··· Information provided ···

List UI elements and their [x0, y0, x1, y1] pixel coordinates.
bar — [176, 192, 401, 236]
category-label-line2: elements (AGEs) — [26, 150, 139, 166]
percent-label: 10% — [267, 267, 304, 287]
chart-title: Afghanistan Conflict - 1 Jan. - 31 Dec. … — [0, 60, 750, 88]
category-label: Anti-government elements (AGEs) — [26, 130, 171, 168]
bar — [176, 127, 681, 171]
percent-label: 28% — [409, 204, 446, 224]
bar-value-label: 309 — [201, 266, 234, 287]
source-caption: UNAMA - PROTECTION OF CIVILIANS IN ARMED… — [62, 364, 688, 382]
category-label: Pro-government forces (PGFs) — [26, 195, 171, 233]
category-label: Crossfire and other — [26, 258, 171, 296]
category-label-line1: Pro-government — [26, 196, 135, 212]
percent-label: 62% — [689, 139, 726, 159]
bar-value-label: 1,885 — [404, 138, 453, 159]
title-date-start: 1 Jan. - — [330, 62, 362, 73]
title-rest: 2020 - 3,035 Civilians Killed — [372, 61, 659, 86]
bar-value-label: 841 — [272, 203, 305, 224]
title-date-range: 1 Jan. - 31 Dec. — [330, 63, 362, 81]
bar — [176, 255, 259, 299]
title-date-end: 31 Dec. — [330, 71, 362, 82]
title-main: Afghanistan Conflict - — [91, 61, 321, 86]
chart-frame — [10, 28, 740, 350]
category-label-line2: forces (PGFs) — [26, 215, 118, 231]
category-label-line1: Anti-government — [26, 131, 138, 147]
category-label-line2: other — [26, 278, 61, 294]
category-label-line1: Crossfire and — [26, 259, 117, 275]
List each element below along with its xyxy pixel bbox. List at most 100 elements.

···
··· Information provided ···

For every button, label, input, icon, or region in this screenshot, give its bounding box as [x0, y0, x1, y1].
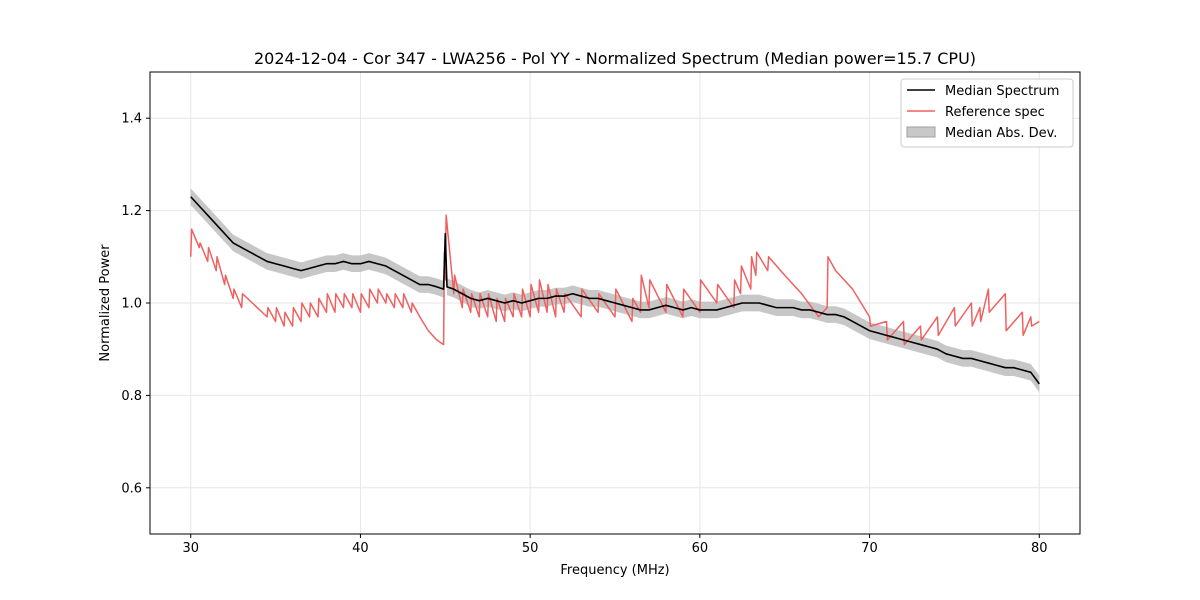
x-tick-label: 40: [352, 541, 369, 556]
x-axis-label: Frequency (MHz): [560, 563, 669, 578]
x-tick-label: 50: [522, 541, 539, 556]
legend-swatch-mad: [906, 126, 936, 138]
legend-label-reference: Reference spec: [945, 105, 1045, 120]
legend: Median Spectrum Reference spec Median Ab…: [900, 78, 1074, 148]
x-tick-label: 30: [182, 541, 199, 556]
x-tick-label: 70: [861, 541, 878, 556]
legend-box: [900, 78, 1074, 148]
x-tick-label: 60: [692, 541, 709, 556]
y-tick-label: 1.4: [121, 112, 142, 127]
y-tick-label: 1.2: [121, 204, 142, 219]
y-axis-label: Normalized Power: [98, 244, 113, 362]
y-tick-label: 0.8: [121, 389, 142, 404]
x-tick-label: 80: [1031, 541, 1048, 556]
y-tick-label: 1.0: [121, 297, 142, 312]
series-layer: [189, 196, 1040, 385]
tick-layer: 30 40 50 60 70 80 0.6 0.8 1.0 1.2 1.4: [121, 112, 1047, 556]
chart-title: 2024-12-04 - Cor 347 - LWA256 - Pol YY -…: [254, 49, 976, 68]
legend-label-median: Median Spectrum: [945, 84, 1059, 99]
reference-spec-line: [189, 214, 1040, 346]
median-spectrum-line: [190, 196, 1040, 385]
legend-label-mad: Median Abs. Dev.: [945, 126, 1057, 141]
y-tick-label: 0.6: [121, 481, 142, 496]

···

**To be done**: Transcribe the entries from the line containing "List UI elements" up to and including the line containing "source-caption: UNAMA - PROTECTION", reproducing each line precisely.

**Task result**:
List UI elements and their [x0, y0, x1, y1] pixel coordinates.
bar — [176, 192, 401, 236]
category-label-line2: elements (AGEs) — [26, 150, 139, 166]
percent-label: 10% — [267, 267, 304, 287]
chart-title: Afghanistan Conflict - 1 Jan. - 31 Dec. … — [0, 60, 750, 88]
category-label: Anti-government elements (AGEs) — [26, 130, 171, 168]
bar — [176, 127, 681, 171]
percent-label: 28% — [409, 204, 446, 224]
bar-value-label: 309 — [201, 266, 234, 287]
source-caption: UNAMA - PROTECTION OF CIVILIANS IN ARMED… — [62, 364, 688, 382]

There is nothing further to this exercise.